WRITTEN EXERCISE A: In the archery forum thread below, what does lacampbell2005 do if the shot hasn't gone after three repetitions of the mantra?
WRITTEN EXERCISE B: Please list every distinct device named in the "Sent from my" lines of the archery forum thread below.

EXTRACT:

================================

I pick around three things to think about during the shot. Three of the weaker things or something that has been giving me a little problem. This takes my weakness and makes it a strength since it is what is being focused on with more detail. Keeps my mind off of bad thoughts like number of arrows left, how competitors are doing, or my worst thing to think about is score.

Sent from my SCH-I545 using Tapatalk


----------



## iceman14 (Jan 25, 2011)

I talk trash. 

Whiskey makes my shots flow. 


Sent from my iPhone using Tapatalk


----------



## alexjdroske (Apr 8, 2015)

I listen to music sometimes, really loud and stuff i know and know the words to, my conscious mind then starts singing the words and then its only my subconscious I have to deal with. 

Sent from my SAMSUNG-SM-G891A using Tapatalk


----------



## lacampbell2005 (Feb 17, 2015)

I have a mantra I slowly say in my head. It is "trust your float...trust your float... trust your float". If my shot hasn't gone after three of these phrases, I let down and start over. Keeps me from over thinking anything while giving myself good advice.


----------



## graydragon2 (Nov 16, 2014)

Thanks. Ill have to try a few of these and see what works best

Sent from my SM-G935V using Tapatalk


----------



## XForce Girl (Feb 14, 2008)

heres a video of a young archer using the teapot song. She explains it but the actual song starts at 1:40.
https://www.youtube.com/watch?v=8so4k8Fcuas


----------



## subconsciously (Aug 22, 2009)

graydragon2 said:


> Any recommendations or suggestions on how to quiet the mind during the shot process. Shooting unconsciously my shots are great but as soon as my conscious mind gets involved my shots suffer.
> 
> Sent from my SM-G935V using Tapatalk


Your question is telling me your process is not solidified. If you stay focused on the process the mind is occupied. It is under the pressure situations where we start to think about what we're doing or start to second guess ourselves. The mind should be focused execution with perfection. Staying in the present tense. 

.02.

================================

GIVEN INFORMATION:
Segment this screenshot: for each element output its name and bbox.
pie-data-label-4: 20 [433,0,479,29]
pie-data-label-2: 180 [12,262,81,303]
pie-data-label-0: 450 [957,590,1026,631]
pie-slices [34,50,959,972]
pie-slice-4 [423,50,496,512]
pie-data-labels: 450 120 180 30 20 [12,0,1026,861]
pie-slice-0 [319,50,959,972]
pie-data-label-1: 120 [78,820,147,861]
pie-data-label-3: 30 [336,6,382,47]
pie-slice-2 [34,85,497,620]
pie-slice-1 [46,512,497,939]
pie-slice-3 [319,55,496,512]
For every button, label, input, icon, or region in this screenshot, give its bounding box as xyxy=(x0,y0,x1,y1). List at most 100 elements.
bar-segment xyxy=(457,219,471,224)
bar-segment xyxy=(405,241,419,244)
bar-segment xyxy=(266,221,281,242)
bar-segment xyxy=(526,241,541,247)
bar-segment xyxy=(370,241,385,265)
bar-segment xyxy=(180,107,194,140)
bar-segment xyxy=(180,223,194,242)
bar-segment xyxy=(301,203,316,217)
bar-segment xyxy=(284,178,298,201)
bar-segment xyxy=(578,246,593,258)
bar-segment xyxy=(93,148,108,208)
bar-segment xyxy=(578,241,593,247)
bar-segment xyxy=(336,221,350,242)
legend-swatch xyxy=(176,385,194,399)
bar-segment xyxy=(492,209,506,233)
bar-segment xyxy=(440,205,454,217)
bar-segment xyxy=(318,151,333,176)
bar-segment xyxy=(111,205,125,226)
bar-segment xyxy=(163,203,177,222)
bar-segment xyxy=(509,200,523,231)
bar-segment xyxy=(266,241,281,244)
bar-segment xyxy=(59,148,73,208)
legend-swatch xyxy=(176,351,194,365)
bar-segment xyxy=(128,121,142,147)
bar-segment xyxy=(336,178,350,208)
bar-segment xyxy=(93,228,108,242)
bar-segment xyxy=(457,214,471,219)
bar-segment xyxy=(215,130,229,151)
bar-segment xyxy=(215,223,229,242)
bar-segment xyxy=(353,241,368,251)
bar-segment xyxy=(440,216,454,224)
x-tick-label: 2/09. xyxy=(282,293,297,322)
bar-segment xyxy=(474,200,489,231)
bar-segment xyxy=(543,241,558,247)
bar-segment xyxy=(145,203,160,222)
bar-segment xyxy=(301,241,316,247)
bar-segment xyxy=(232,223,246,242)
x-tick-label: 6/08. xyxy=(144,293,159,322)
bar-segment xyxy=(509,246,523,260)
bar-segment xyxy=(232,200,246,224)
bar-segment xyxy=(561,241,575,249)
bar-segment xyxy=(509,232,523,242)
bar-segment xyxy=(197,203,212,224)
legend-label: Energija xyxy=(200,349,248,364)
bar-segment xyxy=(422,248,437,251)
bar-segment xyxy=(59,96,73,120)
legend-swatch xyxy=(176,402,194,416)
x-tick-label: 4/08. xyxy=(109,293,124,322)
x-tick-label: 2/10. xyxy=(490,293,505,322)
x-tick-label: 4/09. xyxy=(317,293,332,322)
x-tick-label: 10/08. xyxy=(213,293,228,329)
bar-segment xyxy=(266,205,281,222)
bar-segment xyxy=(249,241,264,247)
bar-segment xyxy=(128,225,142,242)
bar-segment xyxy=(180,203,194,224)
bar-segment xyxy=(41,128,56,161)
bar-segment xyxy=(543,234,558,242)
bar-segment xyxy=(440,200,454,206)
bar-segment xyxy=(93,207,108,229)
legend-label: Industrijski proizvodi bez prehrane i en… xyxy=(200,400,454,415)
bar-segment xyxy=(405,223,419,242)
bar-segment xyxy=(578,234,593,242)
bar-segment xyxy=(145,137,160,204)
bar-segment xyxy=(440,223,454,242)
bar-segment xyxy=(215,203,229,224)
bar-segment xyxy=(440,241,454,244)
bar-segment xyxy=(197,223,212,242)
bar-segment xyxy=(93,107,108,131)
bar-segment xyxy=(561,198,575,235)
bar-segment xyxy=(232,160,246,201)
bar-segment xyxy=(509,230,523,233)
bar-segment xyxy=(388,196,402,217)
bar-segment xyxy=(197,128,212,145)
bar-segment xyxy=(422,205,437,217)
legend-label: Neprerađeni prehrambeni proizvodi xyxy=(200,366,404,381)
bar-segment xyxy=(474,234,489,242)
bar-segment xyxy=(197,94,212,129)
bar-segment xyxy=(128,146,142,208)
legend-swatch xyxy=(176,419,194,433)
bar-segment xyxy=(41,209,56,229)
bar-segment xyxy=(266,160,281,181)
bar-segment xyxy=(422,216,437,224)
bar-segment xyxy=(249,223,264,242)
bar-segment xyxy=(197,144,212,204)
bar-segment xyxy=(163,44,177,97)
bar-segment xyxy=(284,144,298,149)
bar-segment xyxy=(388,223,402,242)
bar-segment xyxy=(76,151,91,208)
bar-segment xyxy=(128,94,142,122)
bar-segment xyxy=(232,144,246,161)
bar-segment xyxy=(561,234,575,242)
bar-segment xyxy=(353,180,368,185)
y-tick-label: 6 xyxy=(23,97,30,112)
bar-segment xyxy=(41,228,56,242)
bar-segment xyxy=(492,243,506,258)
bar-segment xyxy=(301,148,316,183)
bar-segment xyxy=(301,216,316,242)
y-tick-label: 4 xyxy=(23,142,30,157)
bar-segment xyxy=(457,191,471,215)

================================

RESPONSE A: Lets down and starts over.

RESPONSE B: SCH-I545, iPhone, SAMSUNG-SM-G891A, SM-G935V